## EXERCISE INSTRUCTIONS:
Each entry below should be reproduced character for character.

Items from a figure collection
□ □ □

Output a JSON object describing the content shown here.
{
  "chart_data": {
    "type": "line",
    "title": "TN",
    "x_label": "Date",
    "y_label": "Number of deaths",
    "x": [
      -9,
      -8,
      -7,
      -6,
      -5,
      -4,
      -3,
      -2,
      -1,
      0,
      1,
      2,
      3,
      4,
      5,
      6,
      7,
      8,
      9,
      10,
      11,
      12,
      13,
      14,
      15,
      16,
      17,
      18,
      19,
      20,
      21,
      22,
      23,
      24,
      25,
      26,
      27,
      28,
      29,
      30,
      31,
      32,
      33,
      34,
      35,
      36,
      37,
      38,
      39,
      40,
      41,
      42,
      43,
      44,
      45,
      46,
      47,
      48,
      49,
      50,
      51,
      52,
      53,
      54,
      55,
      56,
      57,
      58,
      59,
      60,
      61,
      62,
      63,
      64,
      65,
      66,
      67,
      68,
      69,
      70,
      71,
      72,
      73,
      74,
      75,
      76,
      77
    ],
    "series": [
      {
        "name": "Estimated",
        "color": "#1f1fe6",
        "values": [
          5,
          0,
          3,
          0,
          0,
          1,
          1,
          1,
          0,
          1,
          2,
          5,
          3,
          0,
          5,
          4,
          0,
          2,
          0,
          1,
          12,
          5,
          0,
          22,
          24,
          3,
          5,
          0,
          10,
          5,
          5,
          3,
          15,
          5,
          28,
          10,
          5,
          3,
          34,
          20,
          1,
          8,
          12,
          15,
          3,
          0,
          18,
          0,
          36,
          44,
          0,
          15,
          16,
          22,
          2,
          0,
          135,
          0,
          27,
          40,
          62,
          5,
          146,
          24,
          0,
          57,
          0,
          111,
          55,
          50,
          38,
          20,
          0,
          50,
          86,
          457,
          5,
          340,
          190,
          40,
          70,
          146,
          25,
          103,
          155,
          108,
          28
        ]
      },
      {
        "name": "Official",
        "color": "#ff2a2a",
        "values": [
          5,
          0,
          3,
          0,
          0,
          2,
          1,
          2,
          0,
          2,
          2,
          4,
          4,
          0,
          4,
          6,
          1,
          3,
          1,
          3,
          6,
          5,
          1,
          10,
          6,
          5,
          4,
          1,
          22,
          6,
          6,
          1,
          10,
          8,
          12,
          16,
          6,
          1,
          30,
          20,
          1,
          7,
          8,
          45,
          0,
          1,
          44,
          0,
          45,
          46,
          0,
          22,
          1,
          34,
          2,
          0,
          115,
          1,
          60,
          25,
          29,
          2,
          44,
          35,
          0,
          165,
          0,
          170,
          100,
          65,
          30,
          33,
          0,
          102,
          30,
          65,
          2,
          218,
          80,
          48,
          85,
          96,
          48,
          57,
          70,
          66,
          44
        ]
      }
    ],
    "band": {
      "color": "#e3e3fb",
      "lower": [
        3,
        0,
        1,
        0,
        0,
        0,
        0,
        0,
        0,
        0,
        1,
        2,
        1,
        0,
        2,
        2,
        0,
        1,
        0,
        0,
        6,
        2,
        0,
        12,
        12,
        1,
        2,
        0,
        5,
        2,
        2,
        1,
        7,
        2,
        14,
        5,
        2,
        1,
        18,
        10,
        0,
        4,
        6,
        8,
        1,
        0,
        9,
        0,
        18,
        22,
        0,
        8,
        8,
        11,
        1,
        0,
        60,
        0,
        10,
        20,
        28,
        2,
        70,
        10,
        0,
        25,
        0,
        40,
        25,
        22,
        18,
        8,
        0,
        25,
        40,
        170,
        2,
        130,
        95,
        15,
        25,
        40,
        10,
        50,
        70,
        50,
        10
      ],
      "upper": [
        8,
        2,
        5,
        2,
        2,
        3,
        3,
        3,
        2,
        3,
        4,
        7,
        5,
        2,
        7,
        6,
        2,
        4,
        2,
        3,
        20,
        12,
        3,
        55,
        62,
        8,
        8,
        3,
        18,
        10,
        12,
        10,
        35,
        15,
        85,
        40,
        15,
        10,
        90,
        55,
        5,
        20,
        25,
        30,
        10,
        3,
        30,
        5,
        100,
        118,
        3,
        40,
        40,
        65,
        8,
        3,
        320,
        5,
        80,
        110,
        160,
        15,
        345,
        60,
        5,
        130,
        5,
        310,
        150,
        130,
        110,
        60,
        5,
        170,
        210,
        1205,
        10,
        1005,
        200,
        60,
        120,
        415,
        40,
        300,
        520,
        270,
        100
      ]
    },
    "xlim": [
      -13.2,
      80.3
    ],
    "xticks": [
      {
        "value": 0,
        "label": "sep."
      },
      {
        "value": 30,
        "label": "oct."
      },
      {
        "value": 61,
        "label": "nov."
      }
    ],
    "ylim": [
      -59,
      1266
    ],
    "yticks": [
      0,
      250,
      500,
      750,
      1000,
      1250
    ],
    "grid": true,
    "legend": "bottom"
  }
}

□ □ □

## THE SOLUTION:
Output a JSON object describing the content shown here.
{
  "chart_data": {
    "type": "line",
    "title": "TN",
    "x_label": "Date",
    "y_label": "Number of deaths",
    "x": [
      -9,
      -8,
      -7,
      -6,
      -5,
      -4,
      -3,
      -2,
      -1,
      0,
      1,
      2,
      3,
      4,
      5,
      6,
      7,
      8,
      9,
      10,
      11,
      12,
      13,
      14,
      15,
      16,
      17,
      18,
      19,
      20,
      21,
      22,
      23,
      24,
      25,
      26,
      27,
      28,
      29,
      30,
      31,
      32,
      33,
      34,
      35,
      36,
      37,
      38,
      39,
      40,
      41,
      42,
      43,
      44,
      45,
      46,
      47,
      48,
      49,
      50,
      51,
      52,
      53,
      54,
      55,
      56,
      57,
      58,
      59,
      60,
      61,
      62,
      63,
      64,
      65,
      66,
      67,
      68,
      69,
      70,
      71,
      72,
      73,
      74,
      75,
      76,
      77
    ],
    "series": [
      {
        "name": "Estimated",
        "color": "#1f1fe6",
        "values": [
          5,
          0,
          3,
          0,
          0,
          1,
          1,
          1,
          0,
          1,
          2,
          5,
          3,
          0,
          5,
          4,
          0,
          2,
          0,
          1,
          12,
          5,
          0,
          22,
          24,
          3,
          5,
          0,
          10,
          5,
          5,
          3,
          15,
          5,
          28,
          10,
          5,
          3,
          34,
          20,
          1,
          8,
          12,
          15,
          3,
          0,
          18,
          0,
          36,
          44,
          0,
          15,
          16,
          22,
          2,
          0,
          135,
          0,
          27,
          40,
          62,
          5,
          146,
          24,
          0,
          57,
          0,
          111,
          55,
          50,
          38,
          20,
          0,
          50,
          86,
          457,
          5,
          340,
          190,
          40,
          70,
          146,
          25,
          103,
          155,
          108,
          28
        ]
      },
      {
        "name": "Official",
        "color": "#ff2a2a",
        "values": [
          5,
          0,
          3,
          0,
          0,
          2,
          1,
          2,
          0,
          2,
          2,
          4,
          4,
          0,
          4,
          6,
          1,
          3,
          1,
          3,
          6,
          5,
          1,
          10,
          6,
          5,
          4,
          1,
          22,
          6,
          6,
          1,
          10,
          8,
          12,
          16,
          6,
          1,
          30,
          20,
          1,
          7,
          8,
          45,
          0,
          1,
          44,
          0,
          45,
          46,
          0,
          22,
          1,
          34,
          2,
          0,
          115,
          1,
          60,
          25,
          29,
          2,
          44,
          35,
          0,
          165,
          0,
          170,
          100,
          65,
          30,
          33,
          0,
          102,
          30,
          65,
          2,
          218,
          80,
          48,
          85,
          96,
          48,
          57,
          70,
          66,
          44
        ]
      }
    ],
    "band": {
      "color": "#e3e3fb",
      "lower": [
        3,
        0,
        1,
        0,
        0,
        0,
        0,
        0,
        0,
        0,
        1,
        2,
        1,
        0,
        2,
        2,
        0,
        1,
        0,
        0,
        6,
        2,
        0,
        12,
        12,
        1,
        2,
        0,
        5,
        2,
        2,
        1,
        7,
        2,
        14,
        5,
        2,
        1,
        18,
        10,
        0,
        4,
        6,
        8,
        1,
        0,
        9,
        0,
        18,
        22,
        0,
        8,
        8,
        11,
        1,
        0,
        60,
        0,
        10,
        20,
        28,
        2,
        70,
        10,
        0,
        25,
        0,
        40,
        25,
        22,
        18,
        8,
        0,
        25,
        40,
        170,
        2,
        130,
        95,
        15,
        25,
        40,
        10,
        50,
        70,
        50,
        10
      ],
      "upper": [
        8,
        2,
        5,
        2,
        2,
        3,
        3,
        3,
        2,
        3,
        4,
        7,
        5,
        2,
        7,
        6,
        2,
        4,
        2,
        3,
        20,
        12,
        3,
        55,
        62,
        8,
        8,
        3,
        18,
        10,
        12,
        10,
        35,
        15,
        85,
        40,
        15,
        10,
        90,
        55,
        5,
        20,
        25,
        30,
        10,
        3,
        30,
        5,
        100,
        118,
        3,
        40,
        40,
        65,
        8,
        3,
        320,
        5,
        80,
        110,
        160,
        15,
        345,
        60,
        5,
        130,
        5,
        310,
        150,
        130,
        110,
        60,
        5,
        170,
        210,
        1205,
        10,
        1005,
        200,
        60,
        120,
        415,
        40,
        300,
        520,
        270,
        100
      ]
    },
    "xlim": [
      -13.2,
      80.3
    ],
    "xticks": [
      {
        "value": 0,
        "label": "sep."
      },
      {
        "value": 30,
        "label": "oct."
      },
      {
        "value": 61,
        "label": "nov."
      }
    ],
    "ylim": [
      -59,
      1266
    ],
    "yticks": [
      0,
      250,
      500,
      750,
      1000,
      1250
    ],
    "grid": true,
    "legend": "bottom"
  }
}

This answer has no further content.